**Requirements:**
Quote the records that follow in full, leaving the pictures out.

Start of Records to use

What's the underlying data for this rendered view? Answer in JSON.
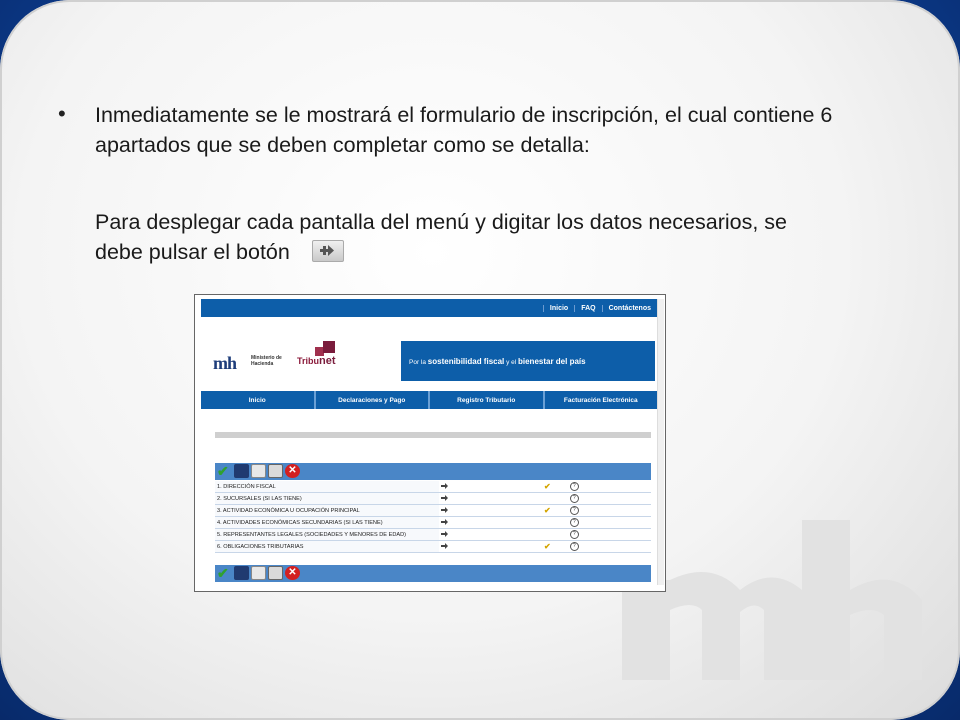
{
  "slide": {
    "bullet": "•",
    "paragraph1": "Inmediatamente se le mostrará el formulario de inscripción, el cual contiene 6 apartados que  se deben completar como se detalla:",
    "paragraph2": "Para desplegar cada pantalla del menú y digitar los datos necesarios, se debe pulsar el botón"
  },
  "screenshot": {
    "top_links": [
      "Inicio",
      "FAQ",
      "Contáctenos"
    ],
    "logo": {
      "mh": "mh",
      "ministry_line1": "Ministerio de",
      "ministry_line2": "Hacienda",
      "tribu": "Tribu",
      "net": "net"
    },
    "slogan": {
      "p1": "Por la ",
      "b1": "sostenibilidad fiscal",
      "p2": " y el ",
      "b2": "bienestar del país"
    },
    "main_nav": [
      "Inicio",
      "Declaraciones y Pago",
      "Registro Tributario",
      "Facturación Electrónica"
    ],
    "sections": [
      {
        "label": "1. DIRECCIÓN FISCAL",
        "done": true
      },
      {
        "label": "2. SUCURSALES (SI LAS TIENE)",
        "done": false
      },
      {
        "label": "3. ACTIVIDAD ECONÓMICA U OCUPACIÓN PRINCIPAL",
        "done": true
      },
      {
        "label": "4. ACTIVIDADES ECONÓMICAS SECUNDARIAS (SI LAS TIENE)",
        "done": false
      },
      {
        "label": "5. REPRESENTANTES LEGALES (SOCIEDADES Y MENORES DE EDAD)",
        "done": false
      },
      {
        "label": "6. OBLIGACIONES TRIBUTARIAS",
        "done": true
      }
    ],
    "toolbar_icons": [
      "check-icon",
      "save-icon",
      "copy-icon",
      "print-icon",
      "close-icon"
    ]
  }
}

End of Records to use

**Result for this exercise:**
What's the underlying data for this rendered view? Answer in JSON.
{
  "slide": {
    "bullet": "•",
    "paragraph1": "Inmediatamente se le mostrará el formulario de inscripción, el cual contiene 6 apartados que  se deben completar como se detalla:",
    "paragraph2": "Para desplegar cada pantalla del menú y digitar los datos necesarios, se debe pulsar el botón"
  },
  "screenshot": {
    "top_links": [
      "Inicio",
      "FAQ",
      "Contáctenos"
    ],
    "logo": {
      "mh": "mh",
      "ministry_line1": "Ministerio de",
      "ministry_line2": "Hacienda",
      "tribu": "Tribu",
      "net": "net"
    },
    "slogan": {
      "p1": "Por la ",
      "b1": "sostenibilidad fiscal",
      "p2": " y el ",
      "b2": "bienestar del país"
    },
    "main_nav": [
      "Inicio",
      "Declaraciones y Pago",
      "Registro Tributario",
      "Facturación Electrónica"
    ],
    "sections": [
      {
        "label": "1. DIRECCIÓN FISCAL",
        "done": true
      },
      {
        "label": "2. SUCURSALES (SI LAS TIENE)",
        "done": false
      },
      {
        "label": "3. ACTIVIDAD ECONÓMICA U OCUPACIÓN PRINCIPAL",
        "done": true
      },
      {
        "label": "4. ACTIVIDADES ECONÓMICAS SECUNDARIAS (SI LAS TIENE)",
        "done": false
      },
      {
        "label": "5. REPRESENTANTES LEGALES (SOCIEDADES Y MENORES DE EDAD)",
        "done": false
      },
      {
        "label": "6. OBLIGACIONES TRIBUTARIAS",
        "done": true
      }
    ],
    "toolbar_icons": [
      "check-icon",
      "save-icon",
      "copy-icon",
      "print-icon",
      "close-icon"
    ]
  }
}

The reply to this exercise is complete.